Make an exact copy of the entries below with the pictures removed.

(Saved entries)
----
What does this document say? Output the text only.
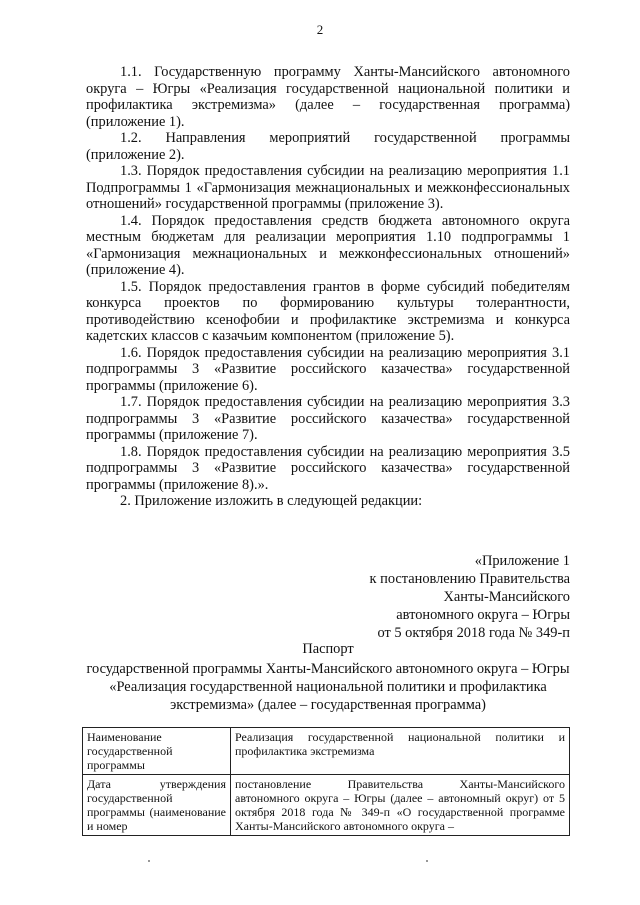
2

1.1. Государственную программу Ханты-Мансийского автономного округа – Югры «Реализация государственной национальной политики и профилактика экстремизма» (далее – государственная программа) (приложение 1).

1.2. Направления мероприятий государственной программы (приложение 2).

1.3. Порядок предоставления субсидии на реализацию мероприятия 1.1 Подпрограммы 1 «Гармонизация межнациональных и межконфессиональных отношений» государственной программы (приложение 3).

1.4. Порядок предоставления средств бюджета автономного округа местным бюджетам для реализации мероприятия 1.10 подпрограммы 1 «Гармонизация межнациональных и межконфессиональных отношений» (приложение 4).

1.5. Порядок предоставления грантов в форме субсидий победителям конкурса проектов по формированию культуры толерантности, противодействию ксенофобии и профилактике экстремизма и конкурса кадетских классов с казачьим компонентом (приложение 5).

1.6. Порядок предоставления субсидии на реализацию мероприятия 3.1 подпрограммы 3 «Развитие российского казачества» государственной программы (приложение 6).

1.7. Порядок предоставления субсидии на реализацию мероприятия 3.3 подпрограммы 3 «Развитие российского казачества» государственной программы (приложение 7).

1.8. Порядок предоставления субсидии на реализацию мероприятия 3.5 подпрограммы 3 «Развитие российского казачества» государственной программы (приложение 8).».

2. Приложение изложить в следующей редакции:

«Приложение 1
к постановлению Правительства
Ханты-Мансийского
автономного округа – Югры
от 5 октября 2018 года № 349-п
Паспорт
государственной программы Ханты-Мансийского автономного округа – Югры «Реализация государственной национальной политики и профилактика экстремизма» (далее – государственная программа)
Наименование государственной программы	Реализация государственной национальной политики и профилактика экстремизма
Дата утверждения государственной программы (наименование и номер	постановление Правительства Ханты-Мансийского автономного округа – Югры (далее – автономный округ) от 5 октября 2018 года № 349-п «О государственной программе Ханты-Мансийского автономного округа –
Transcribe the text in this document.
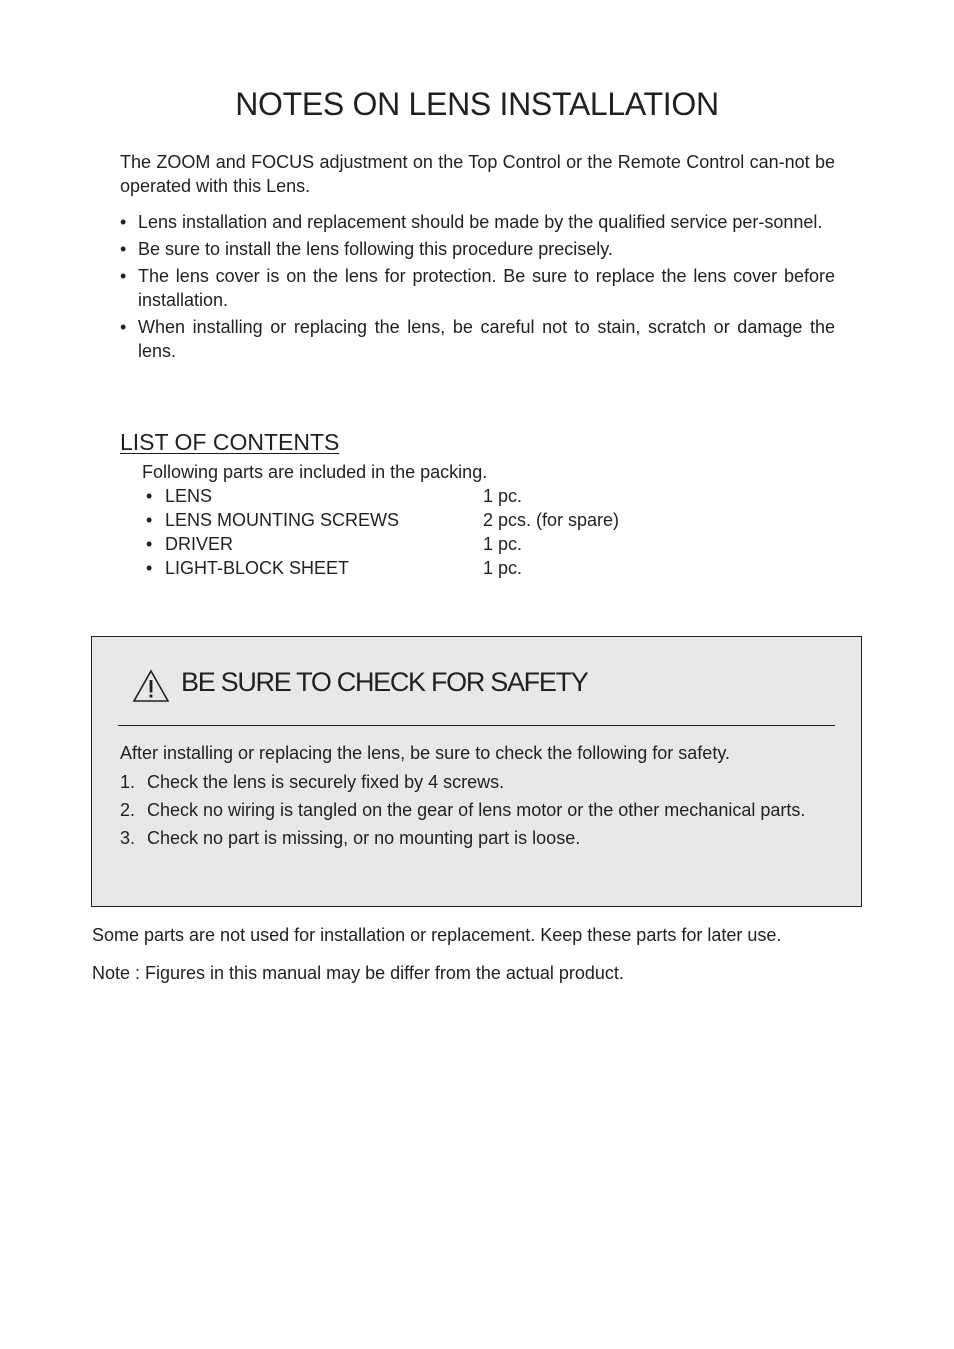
NOTES ON LENS INSTALLATION

The ZOOM and FOCUS adjustment on the Top Control or the Remote Control can-not be operated with this Lens.

• Lens installation and replacement should be made by the qualified service per-sonnel.
• Be sure to install the lens following this procedure precisely.
• The lens cover is on the lens for protection. Be sure to replace the lens cover before installation.
• When installing or replacing the lens, be careful not to stain, scratch or damage the lens.
LIST OF CONTENTS
Following parts are included in the packing.
• LENS	1 pc.
• LENS MOUNTING SCREWS	2 pcs. (for spare)
• DRIVER	1 pc.
• LIGHT-BLOCK SHEET	1 pc.
BE SURE TO CHECK FOR SAFETY
After installing or replacing the lens, be sure to check the following for safety.
1. Check the lens is securely fixed by 4 screws.
2. Check no wiring is tangled on the gear of lens motor or the other mechanical parts.
3. Check no part is missing, or no mounting part is loose.
Some parts are not used for installation or replacement. Keep these parts for later use.
Note : Figures in this manual may be differ from the actual product.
----
Result below:
What does this document say? Output the text only.
2

1.1. Государственную программу Ханты-Мансийского автономного округа – Югры «Реализация государственной национальной политики и профилактика экстремизма» (далее – государственная программа) (приложение 1).

1.2. Направления мероприятий государственной программы (приложение 2).

1.3. Порядок предоставления субсидии на реализацию мероприятия 1.1 Подпрограммы 1 «Гармонизация межнациональных и межконфессиональных отношений» государственной программы (приложение 3).

1.4. Порядок предоставления средств бюджета автономного округа местным бюджетам для реализации мероприятия 1.10 подпрограммы 1 «Гармонизация межнациональных и межконфессиональных отношений» (приложение 4).

1.5. Порядок предоставления грантов в форме субсидий победителям конкурса проектов по формированию культуры толерантности, противодействию ксенофобии и профилактике экстремизма и конкурса кадетских классов с казачьим компонентом (приложение 5).

1.6. Порядок предоставления субсидии на реализацию мероприятия 3.1 подпрограммы 3 «Развитие российского казачества» государственной программы (приложение 6).

1.7. Порядок предоставления субсидии на реализацию мероприятия 3.3 подпрограммы 3 «Развитие российского казачества» государственной программы (приложение 7).

1.8. Порядок предоставления субсидии на реализацию мероприятия 3.5 подпрограммы 3 «Развитие российского казачества» государственной программы (приложение 8).».

2. Приложение изложить в следующей редакции:

«Приложение 1
к постановлению Правительства
Ханты-Мансийского
автономного округа – Югры
от 5 октября 2018 года № 349-п
Паспорт
государственной программы Ханты-Мансийского автономного округа – Югры «Реализация государственной национальной политики и профилактика экстремизма» (далее – государственная программа)
Наименование государственной программы	Реализация государственной национальной политики и профилактика экстремизма
Дата утверждения государственной программы (наименование и номер	постановление Правительства Ханты-Мансийского автономного округа – Югры (далее – автономный округ) от 5 октября 2018 года № 349-п «О государственной программе Ханты-Мансийского автономного округа –
Transcribe the text in this document.
NOTES ON LENS INSTALLATION

The ZOOM and FOCUS adjustment on the Top Control or the Remote Control can-not be operated with this Lens.

• Lens installation and replacement should be made by the qualified service per-sonnel.
• Be sure to install the lens following this procedure precisely.
• The lens cover is on the lens for protection. Be sure to replace the lens cover before installation.
• When installing or replacing the lens, be careful not to stain, scratch or damage the lens.
LIST OF CONTENTS
Following parts are included in the packing.
• LENS	1 pc.
• LENS MOUNTING SCREWS	2 pcs. (for spare)
• DRIVER	1 pc.
• LIGHT-BLOCK SHEET	1 pc.
BE SURE TO CHECK FOR SAFETY
After installing or replacing the lens, be sure to check the following for safety.
1. Check the lens is securely fixed by 4 screws.
2. Check no wiring is tangled on the gear of lens motor or the other mechanical parts.
3. Check no part is missing, or no mounting part is loose.
Some parts are not used for installation or replacement. Keep these parts for later use.
Note : Figures in this manual may be differ from the actual product.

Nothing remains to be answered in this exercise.